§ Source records

>>>

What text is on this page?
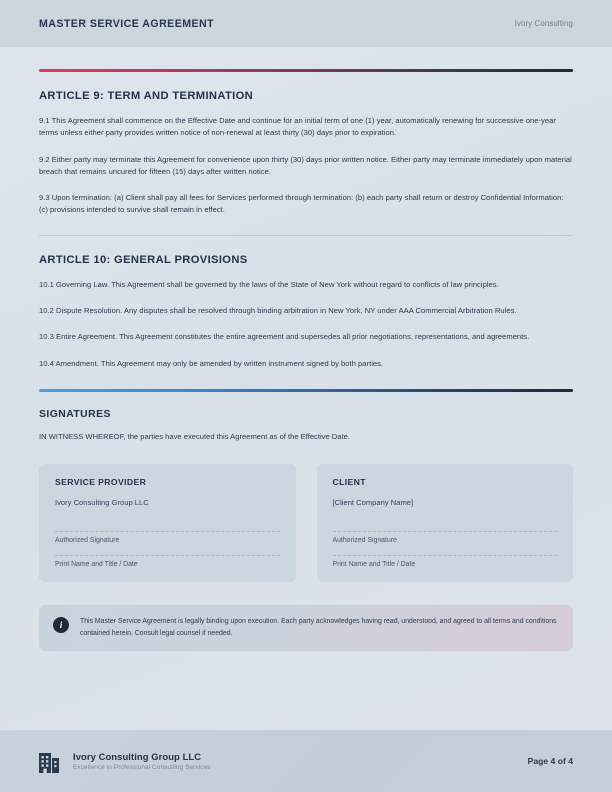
MASTER SERVICE AGREEMENT	Ivory Consulting
ARTICLE 9: TERM AND TERMINATION

9.1 This Agreement shall commence on the Effective Date and continue for an initial term of one (1) year, automatically renewing for successive one-year terms unless either party provides written notice of non-renewal at least thirty (30) days prior to expiration.

9.2 Either party may terminate this Agreement for convenience upon thirty (30) days prior written notice. Either party may terminate immediately upon material breach that remains uncured for fifteen (15) days after written notice.

9.3 Upon termination: (a) Client shall pay all fees for Services performed through termination: (b) each party shall return or destroy Confidential Information: (c) provisions intended to survive shall remain in effect.

ARTICLE 10: GENERAL PROVISIONS

10.1 Governing Law. This Agreement shall be governed by the laws of the State of New York without regard to conflicts of law principles.

10.2 Dispute Resolution. Any disputes shall be resolved through binding arbitration in New York, NY under AAA Commercial Arbitration Rules.

10.3 Entire Agreement. This Agreement constitutes the entire agreement and supersedes all prior negotiations, representations, and agreements.

10.4 Amendment. This Agreement may only be amended by written instrument signed by both parties.

SIGNATURES
IN WITNESS WHEREOF, the parties have executed this Agreement as of the Effective Date.
SERVICE PROVIDER
Ivory Consulting Group LLC
Authorized Signature
Print Name and Title / Date
CLIENT
[Client Company Name]
Authorized Signature
Print Name and Title / Date
i	This Master Service Agreement is legally binding upon execution. Each party acknowledges having read, understood, and agreed to all terms and conditions contained herein. Consult legal counsel if needed.
Ivory Consulting Group LLC
Excellence in Professional Consulting Services
Page 4 of 4
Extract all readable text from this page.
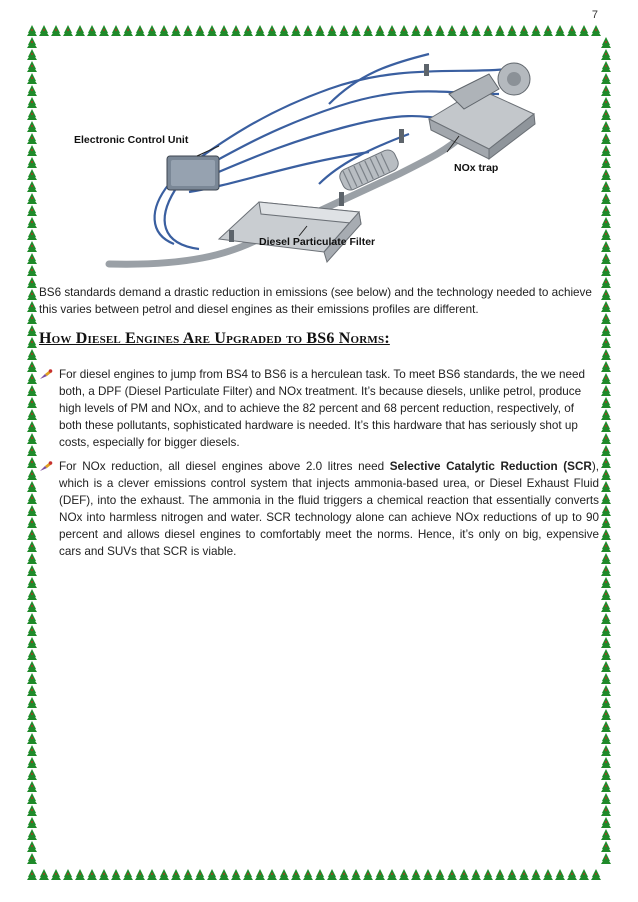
7
Electronic Control Unit
NOx trap
Diesel Particulate Filter

BS6 standards demand a drastic reduction in emissions (see below) and the technology needed to achieve this varies between petrol and diesel engines as their emissions profiles are different.

How Diesel Engines Are Upgraded to BS6 Norms:
For diesel engines to jump from BS4 to BS6 is a herculean task. To meet BS6 standards, the we need both, a DPF (Diesel Particulate Filter) and NOx treatment. It’s because diesels, unlike petrol, produce high levels of PM and NOx, and to achieve the 82 percent and 68 percent reduction, respectively, of both these pollutants, sophisticated hardware is needed. It’s this hardware that has seriously shot up costs, especially for bigger diesels.
For NOx reduction, all diesel engines above 2.0 litres need Selective Catalytic Reduction (SCR), which is a clever emissions control system that injects ammonia-based urea, or Diesel Exhaust Fluid (DEF), into the exhaust. The ammonia in the fluid triggers a chemical reaction that essentially converts NOx into harmless nitrogen and water. SCR technology alone can achieve NOx reductions of up to 90 percent and allows diesel engines to comfortably meet the norms. Hence, it’s only on big, expensive cars and SUVs that SCR is viable.
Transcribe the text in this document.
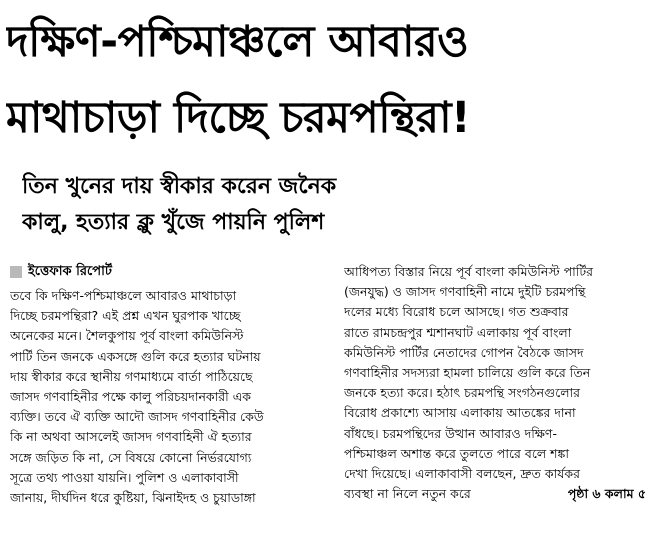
দক্ষিণ-পশ্চিমাঞ্চলে আবারও
মাথাচাড়া দিচ্ছে চরমপন্থিরা!
তিন খুনের দায় স্বীকার করেন জনৈক
কালু, হত্যার ক্লু খুঁজে পায়নি পুলিশ
ইত্তেফাক রিপোর্ট
তবে কি দক্ষিণ-পশ্চিমাঞ্চলে আবারও মাথাচাড়া
দিচ্ছে চরমপন্থিরা? এই প্রশ্ন এখন ঘুরপাক খাচ্ছে
অনেকের মনে। শৈলকুপায় পূর্ব বাংলা কমিউনিস্ট
পার্টি তিন জনকে একসঙ্গে গুলি করে হত্যার ঘটনায়
দায় স্বীকার করে স্থানীয় গণমাধ্যমে বার্তা পাঠিয়েছে
জাসদ গণবাহিনীর পক্ষে কালু পরিচয়দানকারী এক
ব্যক্তি। তবে ঐ ব্যক্তি আদৌ জাসদ গণবাহিনীর কেউ
কি না অথবা আসলেই জাসদ গণবাহিনী ঐ হত্যার
সঙ্গে জড়িত কি না, সে বিষয়ে কোনো নির্ভরযোগ্য
সূত্রে তথ্য পাওয়া যায়নি। পুলিশ ও এলাকাবাসী
জানায়, দীর্ঘদিন ধরে কুষ্টিয়া, ঝিনাইদহ ও চুয়াডাঙ্গা
আধিপত্য বিস্তার নিয়ে পূর্ব বাংলা কমিউনিস্ট পার্টির
(জনযুদ্ধ) ও জাসদ গণবাহিনী নামে দুইটি চরমপন্থি
দলের মধ্যে বিরোধ চলে আসছে। গত শুক্রবার
রাতে রামচন্দ্রপুর শ্মশানঘাট এলাকায় পূর্ব বাংলা
কমিউনিস্ট পার্টির নেতাদের গোপন বৈঠকে জাসদ
গণবাহিনীর সদস্যরা হামলা চালিয়ে গুলি করে তিন
জনকে হত্যা করে। হঠাৎ চরমপন্থি সংগঠনগুলোর
বিরোধ প্রকাশ্যে আসায় এলাকায় আতঙ্কের দানা
বাঁধছে। চরমপন্থিদের উত্থান আবারও দক্ষিণ-
পশ্চিমাঞ্চল অশান্ত করে তুলতে পারে বলে শঙ্কা
দেখা দিয়েছে। এলাকাবাসী বলছেন, দ্রুত কার্যকর
ব্যবস্থা না নিলে নতুন করে	পৃষ্ঠা ৬ কলাম ৫
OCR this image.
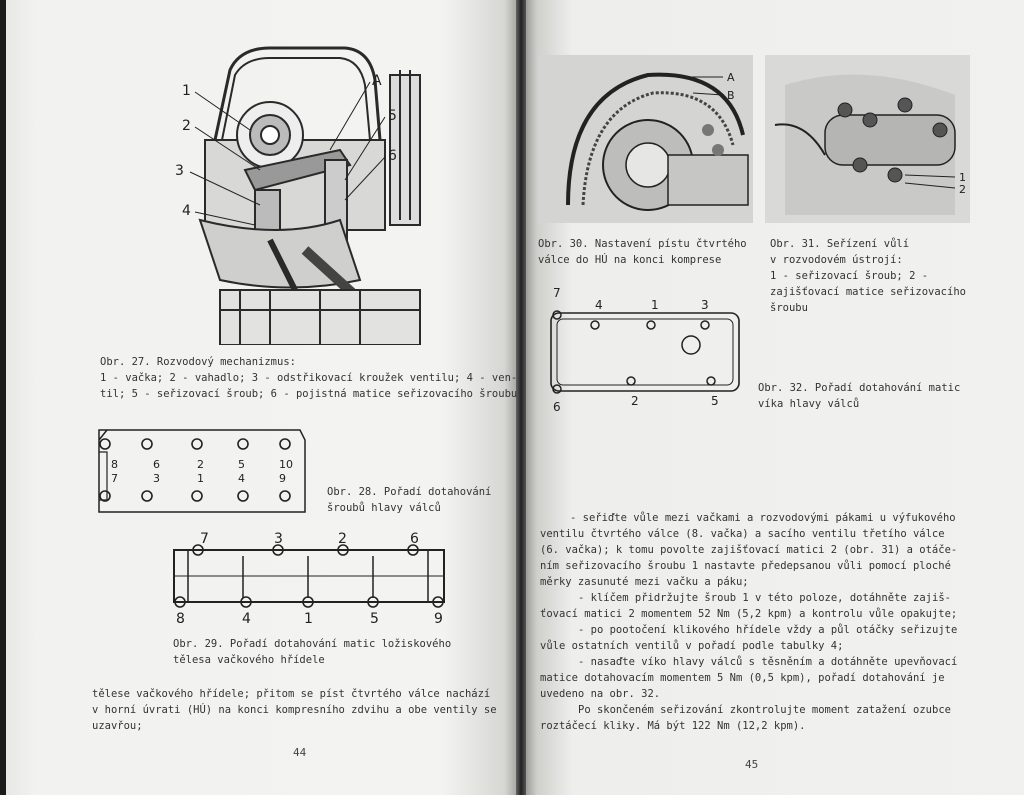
1
2
3
4
A
5
6
Obr. 27. Rozvodový mechanizmus:
1 - vačka; 2 - vahadlo; 3 - odstřikovací kroužek ventilu; 4 - ven-
til; 5 - seřizovací šroub; 6 - pojistná matice seřizovacího šroubu
8	6	2	5	10
7	3	1	4	9
Obr. 28. Pořadí dotahování
šroubů hlavy válců
7	3	2	6
8	4	1	5	9
Obr. 29. Pořadí dotahování matic ložiskového
tělesa vačkového hřídele
tělese vačkového hřídele; přitom se píst čtvrtého válce nachází
v horní úvrati (HÚ) na konci kompresního zdvihu a obe ventily se
uzavřou;
44
A
B
Obr. 30. Nastavení pístu čtvrtého
válce do HÚ na konci komprese
1
2
Obr. 31. Seřízení vůlí
v rozvodovém ústrojí:
1 - seřizovací šroub; 2 -
zajišťovací matice seřizovacího
šroubu
7
4	1	3
6	2	5
Obr. 32. Pořadí dotahování matic
víka hlavy válců
- seřiďte vůle mezi vačkami a rozvodovými pákami u výfukového
ventilu čtvrtého válce (8. vačka) a sacího ventilu třetího válce
(6. vačka); k tomu povolte zajišťovací matici 2 (obr. 31) a otáče-
ním seřizovacího šroubu 1 nastavte předepsanou vůli pomocí ploché
měrky zasunuté mezi vačku a páku;
- klíčem přidržujte šroub 1 v této poloze, dotáhněte zajiš-
ťovací matici 2 momentem 52 Nm (5,2 kpm) a kontrolu vůle opakujte;
- po pootočení klikového hřídele vždy a půl otáčky seřizujte
vůle ostatních ventilů v pořadí podle tabulky 4;
- nasaďte víko hlavy válců s těsněním a dotáhněte upevňovací
matice dotahovacím momentem 5 Nm (0,5 kpm), pořadí dotahování je
uvedeno na obr. 32.
Po skončeném seřizování zkontrolujte moment zatažení ozubce
roztáčecí kliky. Má být 122 Nm (12,2 kpm).
45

<<<

Write out all the entries again, word for word, and print no images.

§ TASK RESPONSE
What text is on this page?
MASTER SERVICE AGREEMENT	Ivory Consulting
ARTICLE 9: TERM AND TERMINATION

9.1 This Agreement shall commence on the Effective Date and continue for an initial term of one (1) year, automatically renewing for successive one-year terms unless either party provides written notice of non-renewal at least thirty (30) days prior to expiration.

9.2 Either party may terminate this Agreement for convenience upon thirty (30) days prior written notice. Either party may terminate immediately upon material breach that remains uncured for fifteen (15) days after written notice.

9.3 Upon termination: (a) Client shall pay all fees for Services performed through termination: (b) each party shall return or destroy Confidential Information: (c) provisions intended to survive shall remain in effect.

ARTICLE 10: GENERAL PROVISIONS

10.1 Governing Law. This Agreement shall be governed by the laws of the State of New York without regard to conflicts of law principles.

10.2 Dispute Resolution. Any disputes shall be resolved through binding arbitration in New York, NY under AAA Commercial Arbitration Rules.

10.3 Entire Agreement. This Agreement constitutes the entire agreement and supersedes all prior negotiations, representations, and agreements.

10.4 Amendment. This Agreement may only be amended by written instrument signed by both parties.

SIGNATURES
IN WITNESS WHEREOF, the parties have executed this Agreement as of the Effective Date.
SERVICE PROVIDER
Ivory Consulting Group LLC
Authorized Signature
Print Name and Title / Date
CLIENT
[Client Company Name]
Authorized Signature
Print Name and Title / Date
i	This Master Service Agreement is legally binding upon execution. Each party acknowledges having read, understood, and agreed to all terms and conditions contained herein. Consult legal counsel if needed.
Ivory Consulting Group LLC
Excellence in Professional Consulting Services
Page 4 of 4
Extract all readable text from this page.
7
Electronic Control Unit
NOx trap
Diesel Particulate Filter

BS6 standards demand a drastic reduction in emissions (see below) and the technology needed to achieve this varies between petrol and diesel engines as their emissions profiles are different.

How Diesel Engines Are Upgraded to BS6 Norms:
For diesel engines to jump from BS4 to BS6 is a herculean task. To meet BS6 standards, the we need both, a DPF (Diesel Particulate Filter) and NOx treatment. It’s because diesels, unlike petrol, produce high levels of PM and NOx, and to achieve the 82 percent and 68 percent reduction, respectively, of both these pollutants, sophisticated hardware is needed. It’s this hardware that has seriously shot up costs, especially for bigger diesels.
For NOx reduction, all diesel engines above 2.0 litres need Selective Catalytic Reduction (SCR), which is a clever emissions control system that injects ammonia-based urea, or Diesel Exhaust Fluid (DEF), into the exhaust. The ammonia in the fluid triggers a chemical reaction that essentially converts NOx into harmless nitrogen and water. SCR technology alone can achieve NOx reductions of up to 90 percent and allows diesel engines to comfortably meet the norms. Hence, it’s only on big, expensive cars and SUVs that SCR is viable.
Transcribe the text in this document.
দক্ষিণ-পশ্চিমাঞ্চলে আবারও
মাথাচাড়া দিচ্ছে চরমপন্থিরা!
তিন খুনের দায় স্বীকার করেন জনৈক
কালু, হত্যার ক্লু খুঁজে পায়নি পুলিশ
ইত্তেফাক রিপোর্ট
তবে কি দক্ষিণ-পশ্চিমাঞ্চলে আবারও মাথাচাড়া
দিচ্ছে চরমপন্থিরা? এই প্রশ্ন এখন ঘুরপাক খাচ্ছে
অনেকের মনে। শৈলকুপায় পূর্ব বাংলা কমিউনিস্ট
পার্টি তিন জনকে একসঙ্গে গুলি করে হত্যার ঘটনায়
দায় স্বীকার করে স্থানীয় গণমাধ্যমে বার্তা পাঠিয়েছে
জাসদ গণবাহিনীর পক্ষে কালু পরিচয়দানকারী এক
ব্যক্তি। তবে ঐ ব্যক্তি আদৌ জাসদ গণবাহিনীর কেউ
কি না অথবা আসলেই জাসদ গণবাহিনী ঐ হত্যার
সঙ্গে জড়িত কি না, সে বিষয়ে কোনো নির্ভরযোগ্য
সূত্রে তথ্য পাওয়া যায়নি। পুলিশ ও এলাকাবাসী
জানায়, দীর্ঘদিন ধরে কুষ্টিয়া, ঝিনাইদহ ও চুয়াডাঙ্গা
আধিপত্য বিস্তার নিয়ে পূর্ব বাংলা কমিউনিস্ট পার্টির
(জনযুদ্ধ) ও জাসদ গণবাহিনী নামে দুইটি চরমপন্থি
দলের মধ্যে বিরোধ চলে আসছে। গত শুক্রবার
রাতে রামচন্দ্রপুর শ্মশানঘাট এলাকায় পূর্ব বাংলা
কমিউনিস্ট পার্টির নেতাদের গোপন বৈঠকে জাসদ
গণবাহিনীর সদস্যরা হামলা চালিয়ে গুলি করে তিন
জনকে হত্যা করে। হঠাৎ চরমপন্থি সংগঠনগুলোর
বিরোধ প্রকাশ্যে আসায় এলাকায় আতঙ্কের দানা
বাঁধছে। চরমপন্থিদের উত্থান আবারও দক্ষিণ-
পশ্চিমাঞ্চল অশান্ত করে তুলতে পারে বলে শঙ্কা
দেখা দিয়েছে। এলাকাবাসী বলছেন, দ্রুত কার্যকর
ব্যবস্থা না নিলে নতুন করে	পৃষ্ঠা ৬ কলাম ৫
OCR this image.
1
2
3
4
A
5
6
Obr. 27. Rozvodový mechanizmus:
1 - vačka; 2 - vahadlo; 3 - odstřikovací kroužek ventilu; 4 - ven-
til; 5 - seřizovací šroub; 6 - pojistná matice seřizovacího šroubu
8	6	2	5	10
7	3	1	4	9
Obr. 28. Pořadí dotahování
šroubů hlavy válců
7	3	2	6
8	4	1	5	9
Obr. 29. Pořadí dotahování matic ložiskového
tělesa vačkového hřídele
tělese vačkového hřídele; přitom se píst čtvrtého válce nachází
v horní úvrati (HÚ) na konci kompresního zdvihu a obe ventily se
uzavřou;
44
A
B
Obr. 30. Nastavení pístu čtvrtého
válce do HÚ na konci komprese
1
2
Obr. 31. Seřízení vůlí
v rozvodovém ústrojí:
1 - seřizovací šroub; 2 -
zajišťovací matice seřizovacího
šroubu
7
4	1	3
6	2	5
Obr. 32. Pořadí dotahování matic
víka hlavy válců
- seřiďte vůle mezi vačkami a rozvodovými pákami u výfukového
ventilu čtvrtého válce (8. vačka) a sacího ventilu třetího válce
(6. vačka); k tomu povolte zajišťovací matici 2 (obr. 31) a otáče-
ním seřizovacího šroubu 1 nastavte předepsanou vůli pomocí ploché
měrky zasunuté mezi vačku a páku;
- klíčem přidržujte šroub 1 v této poloze, dotáhněte zajiš-
ťovací matici 2 momentem 52 Nm (5,2 kpm) a kontrolu vůle opakujte;
- po pootočení klikového hřídele vždy a půl otáčky seřizujte
vůle ostatních ventilů v pořadí podle tabulky 4;
- nasaďte víko hlavy válců s těsněním a dotáhněte upevňovací
matice dotahovacím momentem 5 Nm (0,5 kpm), pořadí dotahování je
uvedeno na obr. 32.
Po skončeném seřizování zkontrolujte moment zatažení ozubce
roztáčecí kliky. Má být 122 Nm (12,2 kpm).
45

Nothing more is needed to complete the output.